## Directions:
Repeat the full listing below verbatim and keep the images out.
┌──
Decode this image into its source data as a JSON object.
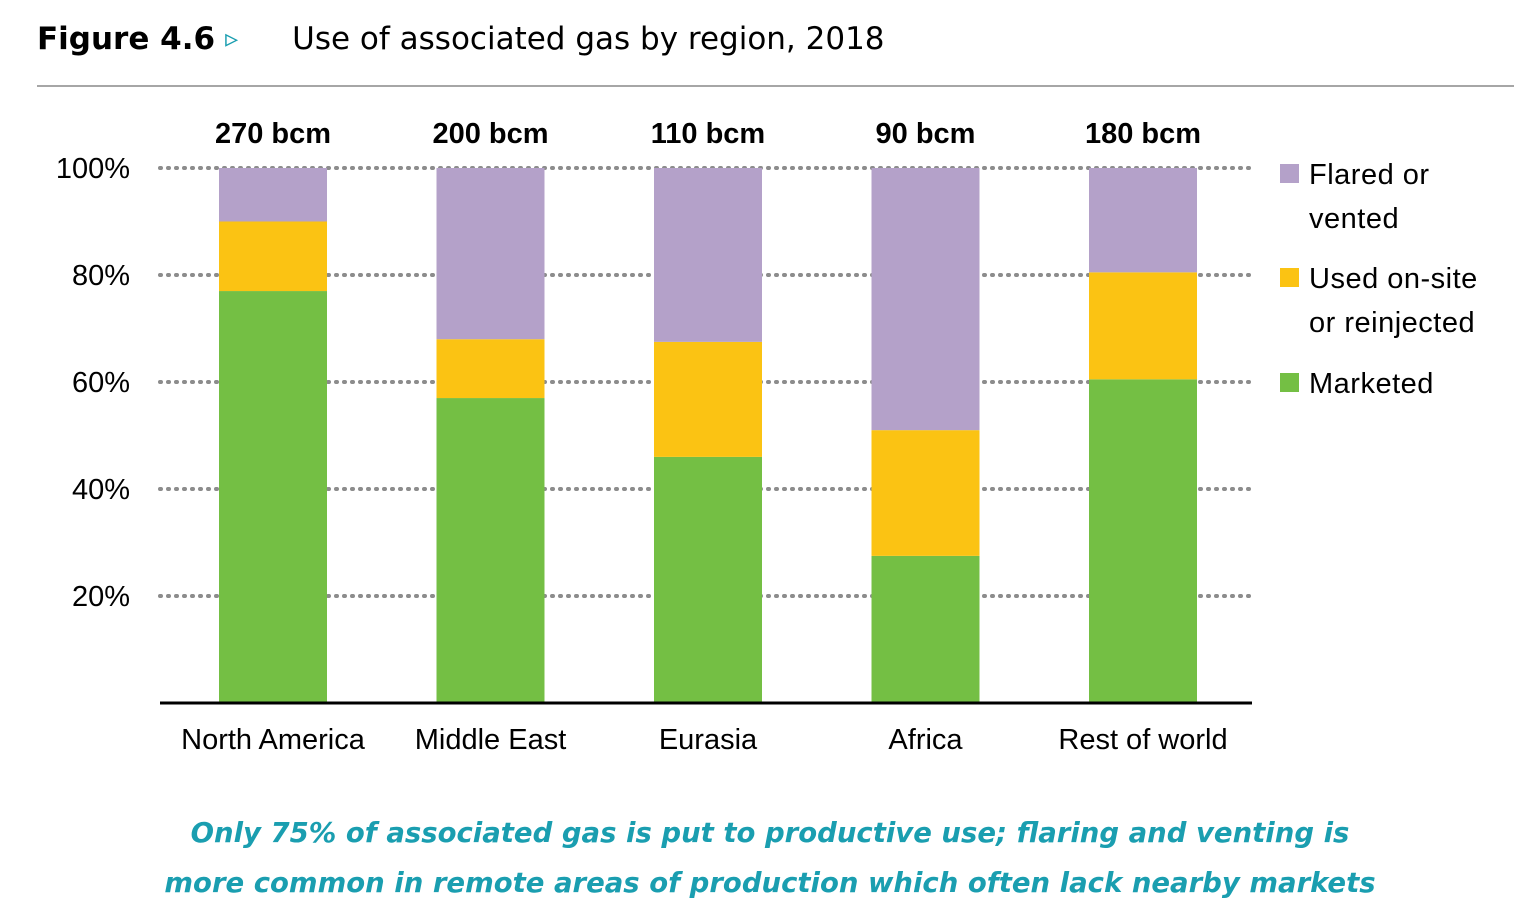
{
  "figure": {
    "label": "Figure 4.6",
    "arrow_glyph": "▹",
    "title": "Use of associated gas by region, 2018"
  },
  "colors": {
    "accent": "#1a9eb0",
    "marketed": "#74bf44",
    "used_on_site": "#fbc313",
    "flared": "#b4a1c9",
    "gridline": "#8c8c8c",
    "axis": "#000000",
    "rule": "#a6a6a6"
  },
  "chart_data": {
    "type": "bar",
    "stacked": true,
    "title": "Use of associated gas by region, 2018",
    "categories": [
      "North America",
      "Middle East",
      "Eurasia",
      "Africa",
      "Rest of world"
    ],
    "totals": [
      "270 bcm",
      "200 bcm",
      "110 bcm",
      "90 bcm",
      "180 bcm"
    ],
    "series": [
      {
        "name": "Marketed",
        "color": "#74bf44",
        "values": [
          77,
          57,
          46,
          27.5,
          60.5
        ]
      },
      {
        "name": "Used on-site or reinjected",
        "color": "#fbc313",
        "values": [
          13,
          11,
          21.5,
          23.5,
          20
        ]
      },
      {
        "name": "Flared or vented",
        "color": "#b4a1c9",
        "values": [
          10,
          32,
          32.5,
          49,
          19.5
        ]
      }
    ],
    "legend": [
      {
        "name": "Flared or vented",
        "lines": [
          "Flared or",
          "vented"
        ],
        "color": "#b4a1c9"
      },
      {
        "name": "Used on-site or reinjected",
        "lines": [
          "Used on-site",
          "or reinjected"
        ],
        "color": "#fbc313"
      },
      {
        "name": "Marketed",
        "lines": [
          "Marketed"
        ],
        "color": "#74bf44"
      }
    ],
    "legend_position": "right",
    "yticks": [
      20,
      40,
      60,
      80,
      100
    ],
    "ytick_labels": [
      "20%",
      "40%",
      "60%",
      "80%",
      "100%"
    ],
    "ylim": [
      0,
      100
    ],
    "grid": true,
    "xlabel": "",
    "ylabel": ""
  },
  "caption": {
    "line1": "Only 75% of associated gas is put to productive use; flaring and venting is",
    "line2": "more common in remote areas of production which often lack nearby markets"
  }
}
└──
## Finished task:
Decode this image into its source data as a JSON object.
{
  "figure": {
    "label": "Figure 4.6",
    "arrow_glyph": "▹",
    "title": "Use of associated gas by region, 2018"
  },
  "colors": {
    "accent": "#1a9eb0",
    "marketed": "#74bf44",
    "used_on_site": "#fbc313",
    "flared": "#b4a1c9",
    "gridline": "#8c8c8c",
    "axis": "#000000",
    "rule": "#a6a6a6"
  },
  "chart_data": {
    "type": "bar",
    "stacked": true,
    "title": "Use of associated gas by region, 2018",
    "categories": [
      "North America",
      "Middle East",
      "Eurasia",
      "Africa",
      "Rest of world"
    ],
    "totals": [
      "270 bcm",
      "200 bcm",
      "110 bcm",
      "90 bcm",
      "180 bcm"
    ],
    "series": [
      {
        "name": "Marketed",
        "color": "#74bf44",
        "values": [
          77,
          57,
          46,
          27.5,
          60.5
        ]
      },
      {
        "name": "Used on-site or reinjected",
        "color": "#fbc313",
        "values": [
          13,
          11,
          21.5,
          23.5,
          20
        ]
      },
      {
        "name": "Flared or vented",
        "color": "#b4a1c9",
        "values": [
          10,
          32,
          32.5,
          49,
          19.5
        ]
      }
    ],
    "legend": [
      {
        "name": "Flared or vented",
        "lines": [
          "Flared or",
          "vented"
        ],
        "color": "#b4a1c9"
      },
      {
        "name": "Used on-site or reinjected",
        "lines": [
          "Used on-site",
          "or reinjected"
        ],
        "color": "#fbc313"
      },
      {
        "name": "Marketed",
        "lines": [
          "Marketed"
        ],
        "color": "#74bf44"
      }
    ],
    "legend_position": "right",
    "yticks": [
      20,
      40,
      60,
      80,
      100
    ],
    "ytick_labels": [
      "20%",
      "40%",
      "60%",
      "80%",
      "100%"
    ],
    "ylim": [
      0,
      100
    ],
    "grid": true,
    "xlabel": "",
    "ylabel": ""
  },
  "caption": {
    "line1": "Only 75% of associated gas is put to productive use; flaring and venting is",
    "line2": "more common in remote areas of production which often lack nearby markets"
  }
}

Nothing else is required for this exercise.